GIVEN TEXT
------------------------
4.3. Method Comparison

In the introduction, two main methods of road network partition—clustering and segmentation—are mentioned. K-means in the clustering method and multiple dichotomies in the segmentation method are selected, respectively, to compare with the method proposed in this study. It is also compared with an MFD partition method based on contradiction, which consists of segmentation, merging, and boundary adjustment. We select the 14th group of data for method comparison.
In the K-means algorithm, K samples are selected randomly as the initial center in the model, and each sample is allocated to the nearest center successively, after which the clustering center is updated until the value is unchanged. In the partition of the road network, the distance between sections and the vehicle density of areas should be considered. Therefore, the vector composed of the location coordinate (x, y) at the center point of the road section and the vehicle density d of the road section is the section attribute vector (x, y, d). Os is the coordinate weight. Od is the density weight. In our way, 14 groups of data are finally partitioned into five clusters, so K = 5, and the initial centers are randomly set to conduct a road network partition. Table 3 shows the measurements. Figure 7a shows the division at Os/Od = 1. Although the average NS value is low, the division of the road network is chaotic, and an area is division into many parts, which does not help the subsequent control. Figure 7b shows the division at Os/Od = 4. It is seen that the division of the road network has become less chaotic, and some areas are still undergoing division. Figure 7c,d are two kinds of partitions in the case of Os/Od = 9. At this time, the partition area is relatively complete, but the result changes much, and the division is unstable.
Moreover, the average NS value is high, and the partition result is unsatisfactory. This situation is because K-means is not suitable for the partition of the urban traffic network, and the partitioning results of this method have a great relationship with the selection of the initial center. The connectivity of the road network was not considered in the calculation process of this method, which led to regional dispersion when the coordinate value was low. A high coordinate weight could improve the connectivity of the road network, but the average NS of the road network was high, and the partition result was unsatisfactory.
------------------------
THE TASK
From the method comparison section, list every Os/Od ratio at which a K-means division of the road network is reported, with the figure that shows each.
------------------------
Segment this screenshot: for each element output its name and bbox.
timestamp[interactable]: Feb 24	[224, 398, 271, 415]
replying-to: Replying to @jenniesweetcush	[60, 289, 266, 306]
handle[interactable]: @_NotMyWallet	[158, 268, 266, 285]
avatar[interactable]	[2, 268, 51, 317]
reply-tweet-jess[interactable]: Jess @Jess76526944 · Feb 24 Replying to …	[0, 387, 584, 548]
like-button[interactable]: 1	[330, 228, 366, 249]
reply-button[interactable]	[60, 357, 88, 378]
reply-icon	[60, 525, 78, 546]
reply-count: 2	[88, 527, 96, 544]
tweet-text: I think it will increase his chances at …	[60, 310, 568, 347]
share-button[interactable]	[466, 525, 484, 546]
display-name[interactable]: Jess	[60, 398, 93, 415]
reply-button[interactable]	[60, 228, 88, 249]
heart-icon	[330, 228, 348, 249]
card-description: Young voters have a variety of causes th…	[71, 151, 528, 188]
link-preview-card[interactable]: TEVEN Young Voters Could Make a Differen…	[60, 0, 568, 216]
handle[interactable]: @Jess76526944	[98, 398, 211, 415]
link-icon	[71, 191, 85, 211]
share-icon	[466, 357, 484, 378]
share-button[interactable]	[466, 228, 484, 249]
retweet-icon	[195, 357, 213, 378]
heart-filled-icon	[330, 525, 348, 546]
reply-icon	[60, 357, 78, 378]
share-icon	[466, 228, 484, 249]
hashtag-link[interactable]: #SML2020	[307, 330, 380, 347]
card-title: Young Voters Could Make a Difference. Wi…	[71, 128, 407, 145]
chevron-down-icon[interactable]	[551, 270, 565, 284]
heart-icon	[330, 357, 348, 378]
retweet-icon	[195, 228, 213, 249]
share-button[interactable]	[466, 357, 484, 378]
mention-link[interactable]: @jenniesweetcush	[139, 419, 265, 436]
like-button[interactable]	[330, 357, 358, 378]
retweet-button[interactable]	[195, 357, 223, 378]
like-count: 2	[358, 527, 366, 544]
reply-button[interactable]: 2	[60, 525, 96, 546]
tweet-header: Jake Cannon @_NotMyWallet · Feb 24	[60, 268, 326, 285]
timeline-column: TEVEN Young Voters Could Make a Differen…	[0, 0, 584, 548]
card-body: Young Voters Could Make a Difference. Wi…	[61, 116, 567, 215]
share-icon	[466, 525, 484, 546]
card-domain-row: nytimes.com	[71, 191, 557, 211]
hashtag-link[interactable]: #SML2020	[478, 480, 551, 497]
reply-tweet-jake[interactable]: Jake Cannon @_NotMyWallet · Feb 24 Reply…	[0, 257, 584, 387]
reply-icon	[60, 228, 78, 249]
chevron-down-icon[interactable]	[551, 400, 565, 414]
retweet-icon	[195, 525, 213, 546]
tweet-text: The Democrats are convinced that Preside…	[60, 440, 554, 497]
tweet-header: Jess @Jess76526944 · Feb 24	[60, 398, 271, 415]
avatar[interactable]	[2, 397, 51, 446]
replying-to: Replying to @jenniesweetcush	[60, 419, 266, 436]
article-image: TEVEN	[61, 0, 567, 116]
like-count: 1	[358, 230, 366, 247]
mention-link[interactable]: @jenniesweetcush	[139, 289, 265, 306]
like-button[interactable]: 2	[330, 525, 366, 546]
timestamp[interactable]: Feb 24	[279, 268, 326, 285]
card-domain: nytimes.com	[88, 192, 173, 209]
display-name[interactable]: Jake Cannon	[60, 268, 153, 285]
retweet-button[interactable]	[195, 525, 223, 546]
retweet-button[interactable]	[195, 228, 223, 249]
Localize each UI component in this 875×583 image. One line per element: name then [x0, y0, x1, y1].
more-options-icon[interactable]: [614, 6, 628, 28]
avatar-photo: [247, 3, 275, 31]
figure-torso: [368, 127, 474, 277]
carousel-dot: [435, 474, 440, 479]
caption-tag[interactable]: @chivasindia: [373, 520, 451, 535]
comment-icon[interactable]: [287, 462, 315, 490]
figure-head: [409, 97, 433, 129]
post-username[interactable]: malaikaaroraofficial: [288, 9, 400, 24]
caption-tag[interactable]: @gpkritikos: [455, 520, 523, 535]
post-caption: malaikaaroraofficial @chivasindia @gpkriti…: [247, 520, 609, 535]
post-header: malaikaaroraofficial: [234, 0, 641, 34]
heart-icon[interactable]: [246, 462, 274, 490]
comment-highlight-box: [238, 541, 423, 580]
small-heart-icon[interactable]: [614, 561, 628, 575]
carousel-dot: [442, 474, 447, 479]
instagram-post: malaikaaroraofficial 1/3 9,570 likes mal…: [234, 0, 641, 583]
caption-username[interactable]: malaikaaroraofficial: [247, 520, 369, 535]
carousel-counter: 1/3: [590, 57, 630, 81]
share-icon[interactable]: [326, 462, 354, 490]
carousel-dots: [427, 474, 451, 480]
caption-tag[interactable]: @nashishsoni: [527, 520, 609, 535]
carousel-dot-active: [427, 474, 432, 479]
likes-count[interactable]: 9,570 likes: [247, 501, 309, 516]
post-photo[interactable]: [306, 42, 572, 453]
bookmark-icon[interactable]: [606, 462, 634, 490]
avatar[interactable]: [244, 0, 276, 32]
------------------------
ANSWER TO THIS TASK
- Os/Od = 1: Figure 7a
- Os/Od = 4: Figure 7b
- Os/Od = 9: Figure 7c,d